**What needs to be done**
Each line containing the word "criminal" should be found and copied.

**Provided records**
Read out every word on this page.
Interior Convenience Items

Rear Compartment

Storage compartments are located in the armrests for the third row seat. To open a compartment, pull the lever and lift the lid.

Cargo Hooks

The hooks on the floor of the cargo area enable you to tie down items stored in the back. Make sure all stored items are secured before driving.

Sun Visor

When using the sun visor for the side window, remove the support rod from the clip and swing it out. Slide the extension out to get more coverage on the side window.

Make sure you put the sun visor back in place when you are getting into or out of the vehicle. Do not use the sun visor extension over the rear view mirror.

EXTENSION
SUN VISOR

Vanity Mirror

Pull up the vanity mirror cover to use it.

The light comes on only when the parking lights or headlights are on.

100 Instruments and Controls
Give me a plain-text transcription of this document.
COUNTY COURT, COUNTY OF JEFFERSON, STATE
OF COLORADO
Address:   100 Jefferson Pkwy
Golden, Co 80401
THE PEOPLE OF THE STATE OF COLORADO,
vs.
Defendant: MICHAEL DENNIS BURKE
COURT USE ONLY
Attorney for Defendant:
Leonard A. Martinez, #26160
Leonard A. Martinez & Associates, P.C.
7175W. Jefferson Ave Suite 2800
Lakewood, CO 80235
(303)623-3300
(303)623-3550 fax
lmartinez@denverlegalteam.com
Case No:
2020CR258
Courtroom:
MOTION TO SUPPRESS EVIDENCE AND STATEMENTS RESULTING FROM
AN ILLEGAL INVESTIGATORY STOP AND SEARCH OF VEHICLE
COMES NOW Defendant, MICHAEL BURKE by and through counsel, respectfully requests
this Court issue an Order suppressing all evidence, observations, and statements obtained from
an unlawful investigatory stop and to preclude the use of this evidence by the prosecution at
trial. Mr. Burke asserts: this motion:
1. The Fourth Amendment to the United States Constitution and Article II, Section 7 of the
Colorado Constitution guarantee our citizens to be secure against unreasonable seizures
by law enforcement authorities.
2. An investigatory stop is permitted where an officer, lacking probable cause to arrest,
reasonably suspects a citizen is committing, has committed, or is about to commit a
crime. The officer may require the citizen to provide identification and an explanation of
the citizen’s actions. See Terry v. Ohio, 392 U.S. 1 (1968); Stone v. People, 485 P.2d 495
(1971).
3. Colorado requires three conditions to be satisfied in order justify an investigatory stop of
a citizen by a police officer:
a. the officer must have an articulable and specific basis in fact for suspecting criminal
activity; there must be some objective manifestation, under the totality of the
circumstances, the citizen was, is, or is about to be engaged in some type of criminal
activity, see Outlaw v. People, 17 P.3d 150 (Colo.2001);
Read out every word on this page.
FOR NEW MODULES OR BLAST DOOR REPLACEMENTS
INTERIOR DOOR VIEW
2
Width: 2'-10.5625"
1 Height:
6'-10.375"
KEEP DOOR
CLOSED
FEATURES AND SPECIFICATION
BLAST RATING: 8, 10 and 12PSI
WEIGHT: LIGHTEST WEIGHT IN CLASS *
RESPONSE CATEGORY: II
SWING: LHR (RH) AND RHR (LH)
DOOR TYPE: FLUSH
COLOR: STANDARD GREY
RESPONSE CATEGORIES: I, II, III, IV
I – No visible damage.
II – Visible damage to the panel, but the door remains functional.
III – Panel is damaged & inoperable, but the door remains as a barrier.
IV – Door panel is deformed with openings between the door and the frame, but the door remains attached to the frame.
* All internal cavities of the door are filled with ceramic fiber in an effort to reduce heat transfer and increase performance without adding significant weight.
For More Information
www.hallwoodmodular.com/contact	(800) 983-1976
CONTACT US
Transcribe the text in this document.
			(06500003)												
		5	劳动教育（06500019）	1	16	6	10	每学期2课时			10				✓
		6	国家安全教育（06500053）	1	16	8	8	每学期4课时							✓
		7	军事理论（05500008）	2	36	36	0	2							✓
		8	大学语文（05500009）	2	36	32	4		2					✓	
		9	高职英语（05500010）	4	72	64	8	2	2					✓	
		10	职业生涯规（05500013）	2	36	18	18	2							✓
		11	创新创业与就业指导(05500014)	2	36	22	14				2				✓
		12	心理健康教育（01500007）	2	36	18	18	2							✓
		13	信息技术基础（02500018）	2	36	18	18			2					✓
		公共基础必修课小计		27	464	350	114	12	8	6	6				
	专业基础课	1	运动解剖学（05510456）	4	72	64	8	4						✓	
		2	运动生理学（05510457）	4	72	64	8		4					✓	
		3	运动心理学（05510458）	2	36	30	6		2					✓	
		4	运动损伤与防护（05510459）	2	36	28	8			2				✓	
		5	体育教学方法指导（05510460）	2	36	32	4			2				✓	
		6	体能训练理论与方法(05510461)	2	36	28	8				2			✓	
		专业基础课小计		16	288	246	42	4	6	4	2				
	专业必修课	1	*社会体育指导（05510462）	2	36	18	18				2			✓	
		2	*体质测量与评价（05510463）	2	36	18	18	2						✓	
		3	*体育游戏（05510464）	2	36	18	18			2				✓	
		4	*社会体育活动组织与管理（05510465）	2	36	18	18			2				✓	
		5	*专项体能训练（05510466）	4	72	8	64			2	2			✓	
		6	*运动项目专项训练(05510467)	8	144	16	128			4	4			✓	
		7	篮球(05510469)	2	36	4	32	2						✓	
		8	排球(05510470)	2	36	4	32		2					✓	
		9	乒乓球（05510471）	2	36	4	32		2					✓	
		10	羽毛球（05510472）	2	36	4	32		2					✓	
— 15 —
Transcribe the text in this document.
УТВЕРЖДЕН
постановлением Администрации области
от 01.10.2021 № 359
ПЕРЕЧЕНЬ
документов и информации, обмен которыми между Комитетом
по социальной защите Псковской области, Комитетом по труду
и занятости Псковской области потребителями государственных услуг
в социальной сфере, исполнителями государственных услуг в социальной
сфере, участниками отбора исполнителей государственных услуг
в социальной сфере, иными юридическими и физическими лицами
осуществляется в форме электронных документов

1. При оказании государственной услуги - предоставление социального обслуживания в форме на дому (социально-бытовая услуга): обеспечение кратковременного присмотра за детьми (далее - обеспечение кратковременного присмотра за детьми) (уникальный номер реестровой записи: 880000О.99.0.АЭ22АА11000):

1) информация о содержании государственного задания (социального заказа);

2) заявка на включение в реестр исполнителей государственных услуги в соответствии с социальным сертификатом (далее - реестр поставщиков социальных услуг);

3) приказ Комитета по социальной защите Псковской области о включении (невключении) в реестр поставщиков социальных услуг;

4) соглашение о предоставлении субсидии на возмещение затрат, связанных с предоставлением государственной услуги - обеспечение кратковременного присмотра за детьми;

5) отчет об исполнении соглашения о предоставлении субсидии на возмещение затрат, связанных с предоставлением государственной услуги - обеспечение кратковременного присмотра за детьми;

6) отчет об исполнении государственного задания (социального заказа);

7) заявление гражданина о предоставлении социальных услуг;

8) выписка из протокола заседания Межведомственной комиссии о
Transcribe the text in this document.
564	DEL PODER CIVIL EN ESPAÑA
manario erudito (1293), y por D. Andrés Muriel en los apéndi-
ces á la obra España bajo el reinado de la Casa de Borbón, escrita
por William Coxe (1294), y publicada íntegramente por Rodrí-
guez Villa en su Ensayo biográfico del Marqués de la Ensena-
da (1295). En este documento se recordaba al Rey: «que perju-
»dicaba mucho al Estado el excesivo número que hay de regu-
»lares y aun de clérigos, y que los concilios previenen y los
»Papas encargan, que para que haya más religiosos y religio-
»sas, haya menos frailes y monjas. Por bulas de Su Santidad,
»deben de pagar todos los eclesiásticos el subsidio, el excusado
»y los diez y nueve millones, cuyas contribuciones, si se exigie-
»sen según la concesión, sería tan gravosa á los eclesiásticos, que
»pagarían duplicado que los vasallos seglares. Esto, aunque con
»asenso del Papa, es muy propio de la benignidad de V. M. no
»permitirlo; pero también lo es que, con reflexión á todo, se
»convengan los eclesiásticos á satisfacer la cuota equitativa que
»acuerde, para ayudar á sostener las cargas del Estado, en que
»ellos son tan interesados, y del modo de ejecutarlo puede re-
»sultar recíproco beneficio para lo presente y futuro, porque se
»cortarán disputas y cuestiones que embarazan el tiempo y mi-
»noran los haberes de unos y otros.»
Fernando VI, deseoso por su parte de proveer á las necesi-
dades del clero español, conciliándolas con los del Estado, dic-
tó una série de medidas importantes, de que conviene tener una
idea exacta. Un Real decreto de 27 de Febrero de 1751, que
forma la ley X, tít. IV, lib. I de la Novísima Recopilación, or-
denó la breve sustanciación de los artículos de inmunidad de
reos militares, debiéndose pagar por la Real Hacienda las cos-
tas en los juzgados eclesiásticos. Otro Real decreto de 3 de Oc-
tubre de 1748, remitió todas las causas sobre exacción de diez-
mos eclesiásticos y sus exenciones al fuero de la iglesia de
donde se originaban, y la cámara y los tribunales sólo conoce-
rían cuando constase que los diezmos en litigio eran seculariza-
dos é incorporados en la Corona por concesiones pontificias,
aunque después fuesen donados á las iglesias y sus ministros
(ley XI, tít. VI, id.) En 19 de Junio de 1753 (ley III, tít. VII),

**Task solution**
a. the officer must have an articulable and specific basis in fact for suspecting criminal
circumstances, the citizen was, is, or is about to be engaged in some type of criminal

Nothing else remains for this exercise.